— Required work —
Copy the lines that follow, keeping every character the same.
┄┄┄┄┄┄┄┄┄┄
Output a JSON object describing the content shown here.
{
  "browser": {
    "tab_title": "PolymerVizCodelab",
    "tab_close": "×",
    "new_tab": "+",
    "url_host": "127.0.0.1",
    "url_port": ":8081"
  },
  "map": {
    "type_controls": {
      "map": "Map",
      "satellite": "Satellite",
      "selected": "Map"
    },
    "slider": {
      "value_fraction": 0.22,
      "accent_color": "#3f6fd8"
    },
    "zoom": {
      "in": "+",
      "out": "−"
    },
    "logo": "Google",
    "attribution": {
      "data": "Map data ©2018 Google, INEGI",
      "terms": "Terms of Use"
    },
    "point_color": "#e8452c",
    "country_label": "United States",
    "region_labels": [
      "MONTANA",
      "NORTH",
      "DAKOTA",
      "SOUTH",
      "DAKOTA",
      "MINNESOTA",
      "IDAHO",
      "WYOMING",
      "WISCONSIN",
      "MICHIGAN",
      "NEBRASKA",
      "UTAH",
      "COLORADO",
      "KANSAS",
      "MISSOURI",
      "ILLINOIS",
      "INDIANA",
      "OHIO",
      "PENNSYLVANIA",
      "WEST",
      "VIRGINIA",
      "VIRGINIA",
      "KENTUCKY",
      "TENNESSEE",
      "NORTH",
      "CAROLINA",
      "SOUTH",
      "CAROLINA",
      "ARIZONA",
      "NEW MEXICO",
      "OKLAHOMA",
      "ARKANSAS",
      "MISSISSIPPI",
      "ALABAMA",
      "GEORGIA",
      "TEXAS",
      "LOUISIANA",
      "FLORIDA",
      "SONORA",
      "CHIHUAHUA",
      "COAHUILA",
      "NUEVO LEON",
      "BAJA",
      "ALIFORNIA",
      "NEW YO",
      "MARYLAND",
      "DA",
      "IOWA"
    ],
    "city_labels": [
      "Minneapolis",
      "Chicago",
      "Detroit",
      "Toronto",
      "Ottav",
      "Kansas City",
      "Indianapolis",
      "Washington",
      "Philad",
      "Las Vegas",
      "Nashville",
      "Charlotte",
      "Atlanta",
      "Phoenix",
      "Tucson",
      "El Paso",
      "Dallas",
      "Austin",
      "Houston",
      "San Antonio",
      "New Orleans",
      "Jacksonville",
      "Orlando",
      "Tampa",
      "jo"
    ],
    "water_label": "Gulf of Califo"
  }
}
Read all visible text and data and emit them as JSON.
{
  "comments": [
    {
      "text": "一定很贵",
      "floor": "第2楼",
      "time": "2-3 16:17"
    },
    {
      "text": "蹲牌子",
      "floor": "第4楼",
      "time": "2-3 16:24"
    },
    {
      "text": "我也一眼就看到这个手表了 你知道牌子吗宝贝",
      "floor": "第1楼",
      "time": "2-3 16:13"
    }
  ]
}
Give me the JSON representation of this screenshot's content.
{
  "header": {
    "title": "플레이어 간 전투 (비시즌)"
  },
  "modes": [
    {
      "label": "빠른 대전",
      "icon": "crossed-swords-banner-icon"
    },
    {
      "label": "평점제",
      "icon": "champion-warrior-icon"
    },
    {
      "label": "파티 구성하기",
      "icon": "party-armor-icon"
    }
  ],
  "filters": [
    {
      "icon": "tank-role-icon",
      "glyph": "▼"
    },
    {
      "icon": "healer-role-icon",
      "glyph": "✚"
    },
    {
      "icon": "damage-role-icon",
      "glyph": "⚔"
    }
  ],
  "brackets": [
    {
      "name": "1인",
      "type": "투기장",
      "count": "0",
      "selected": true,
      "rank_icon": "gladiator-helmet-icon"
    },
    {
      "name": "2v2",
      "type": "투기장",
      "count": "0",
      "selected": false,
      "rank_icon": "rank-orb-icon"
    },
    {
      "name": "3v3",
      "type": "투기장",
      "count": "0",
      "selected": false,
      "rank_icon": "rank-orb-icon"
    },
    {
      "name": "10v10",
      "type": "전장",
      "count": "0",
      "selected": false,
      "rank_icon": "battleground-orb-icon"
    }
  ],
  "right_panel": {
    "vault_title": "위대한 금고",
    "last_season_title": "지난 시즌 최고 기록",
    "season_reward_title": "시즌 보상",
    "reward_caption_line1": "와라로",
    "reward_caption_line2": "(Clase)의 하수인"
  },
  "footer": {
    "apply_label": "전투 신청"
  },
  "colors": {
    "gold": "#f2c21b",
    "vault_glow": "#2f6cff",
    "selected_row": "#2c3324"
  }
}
┄┄┄┄┄┄┄┄┄┄
— Reply —
Output a JSON object describing the content shown here.
{
  "browser": {
    "tab_title": "PolymerVizCodelab",
    "tab_close": "×",
    "new_tab": "+",
    "url_host": "127.0.0.1",
    "url_port": ":8081"
  },
  "map": {
    "type_controls": {
      "map": "Map",
      "satellite": "Satellite",
      "selected": "Map"
    },
    "slider": {
      "value_fraction": 0.22,
      "accent_color": "#3f6fd8"
    },
    "zoom": {
      "in": "+",
      "out": "−"
    },
    "logo": "Google",
    "attribution": {
      "data": "Map data ©2018 Google, INEGI",
      "terms": "Terms of Use"
    },
    "point_color": "#e8452c",
    "country_label": "United States",
    "region_labels": [
      "MONTANA",
      "NORTH",
      "DAKOTA",
      "SOUTH",
      "DAKOTA",
      "MINNESOTA",
      "IDAHO",
      "WYOMING",
      "WISCONSIN",
      "MICHIGAN",
      "NEBRASKA",
      "UTAH",
      "COLORADO",
      "KANSAS",
      "MISSOURI",
      "ILLINOIS",
      "INDIANA",
      "OHIO",
      "PENNSYLVANIA",
      "WEST",
      "VIRGINIA",
      "VIRGINIA",
      "KENTUCKY",
      "TENNESSEE",
      "NORTH",
      "CAROLINA",
      "SOUTH",
      "CAROLINA",
      "ARIZONA",
      "NEW MEXICO",
      "OKLAHOMA",
      "ARKANSAS",
      "MISSISSIPPI",
      "ALABAMA",
      "GEORGIA",
      "TEXAS",
      "LOUISIANA",
      "FLORIDA",
      "SONORA",
      "CHIHUAHUA",
      "COAHUILA",
      "NUEVO LEON",
      "BAJA",
      "ALIFORNIA",
      "NEW YO",
      "MARYLAND",
      "DA",
      "IOWA"
    ],
    "city_labels": [
      "Minneapolis",
      "Chicago",
      "Detroit",
      "Toronto",
      "Ottav",
      "Kansas City",
      "Indianapolis",
      "Washington",
      "Philad",
      "Las Vegas",
      "Nashville",
      "Charlotte",
      "Atlanta",
      "Phoenix",
      "Tucson",
      "El Paso",
      "Dallas",
      "Austin",
      "Houston",
      "San Antonio",
      "New Orleans",
      "Jacksonville",
      "Orlando",
      "Tampa",
      "jo"
    ],
    "water_label": "Gulf of Califo"
  }
}
Read all visible text and data and emit them as JSON.
{
  "comments": [
    {
      "text": "一定很贵",
      "floor": "第2楼",
      "time": "2-3 16:17"
    },
    {
      "text": "蹲牌子",
      "floor": "第4楼",
      "time": "2-3 16:24"
    },
    {
      "text": "我也一眼就看到这个手表了 你知道牌子吗宝贝",
      "floor": "第1楼",
      "time": "2-3 16:13"
    }
  ]
}
Give me the JSON representation of this screenshot's content.
{
  "header": {
    "title": "플레이어 간 전투 (비시즌)"
  },
  "modes": [
    {
      "label": "빠른 대전",
      "icon": "crossed-swords-banner-icon"
    },
    {
      "label": "평점제",
      "icon": "champion-warrior-icon"
    },
    {
      "label": "파티 구성하기",
      "icon": "party-armor-icon"
    }
  ],
  "filters": [
    {
      "icon": "tank-role-icon",
      "glyph": "▼"
    },
    {
      "icon": "healer-role-icon",
      "glyph": "✚"
    },
    {
      "icon": "damage-role-icon",
      "glyph": "⚔"
    }
  ],
  "brackets": [
    {
      "name": "1인",
      "type": "투기장",
      "count": "0",
      "selected": true,
      "rank_icon": "gladiator-helmet-icon"
    },
    {
      "name": "2v2",
      "type": "투기장",
      "count": "0",
      "selected": false,
      "rank_icon": "rank-orb-icon"
    },
    {
      "name": "3v3",
      "type": "투기장",
      "count": "0",
      "selected": false,
      "rank_icon": "rank-orb-icon"
    },
    {
      "name": "10v10",
      "type": "전장",
      "count": "0",
      "selected": false,
      "rank_icon": "battleground-orb-icon"
    }
  ],
  "right_panel": {
    "vault_title": "위대한 금고",
    "last_season_title": "지난 시즌 최고 기록",
    "season_reward_title": "시즌 보상",
    "reward_caption_line1": "와라로",
    "reward_caption_line2": "(Clase)의 하수인"
  },
  "footer": {
    "apply_label": "전투 신청"
  },
  "colors": {
    "gold": "#f2c21b",
    "vault_glow": "#2f6cff",
    "selected_row": "#2c3324"
  }
}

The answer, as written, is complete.